[start]

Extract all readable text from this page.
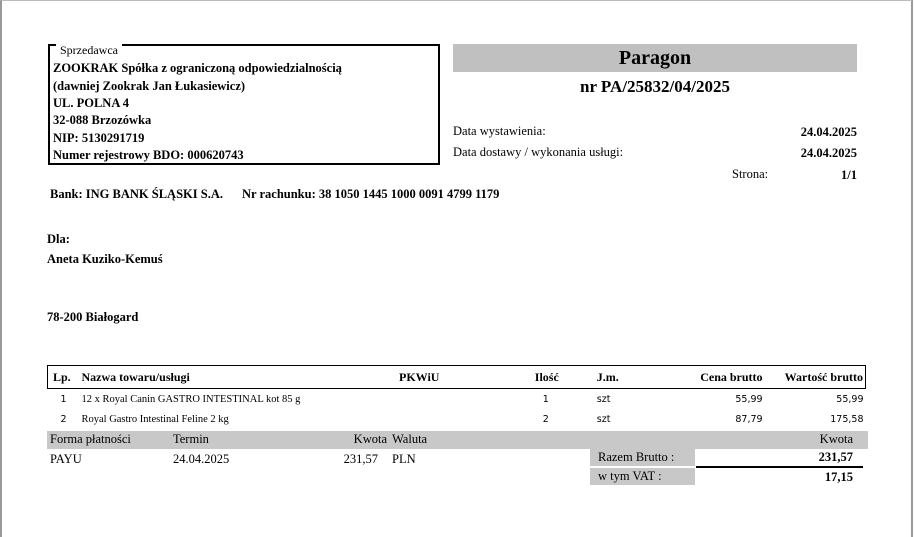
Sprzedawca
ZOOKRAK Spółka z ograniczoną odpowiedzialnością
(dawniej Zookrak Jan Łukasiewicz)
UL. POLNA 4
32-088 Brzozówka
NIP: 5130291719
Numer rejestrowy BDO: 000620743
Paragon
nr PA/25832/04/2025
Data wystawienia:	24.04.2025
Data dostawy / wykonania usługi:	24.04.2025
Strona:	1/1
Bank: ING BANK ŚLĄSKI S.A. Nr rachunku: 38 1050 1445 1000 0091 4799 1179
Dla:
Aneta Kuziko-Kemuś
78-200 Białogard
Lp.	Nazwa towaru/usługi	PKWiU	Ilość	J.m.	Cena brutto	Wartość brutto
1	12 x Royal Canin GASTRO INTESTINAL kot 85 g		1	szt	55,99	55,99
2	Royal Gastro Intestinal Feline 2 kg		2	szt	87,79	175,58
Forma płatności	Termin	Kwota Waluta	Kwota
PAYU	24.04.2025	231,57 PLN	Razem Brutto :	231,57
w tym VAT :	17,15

[end]

**WRITTEN EXERCISE**
Gather all lines from the records above in which "Royal" appears.

**WRITTEN SOLUTION**
1	12 x Royal Canin GASTRO INTESTINAL kot 85 g		1	szt	55,99	55,99
2	Royal Gastro Intestinal Feline 2 kg		2	szt	87,79	175,58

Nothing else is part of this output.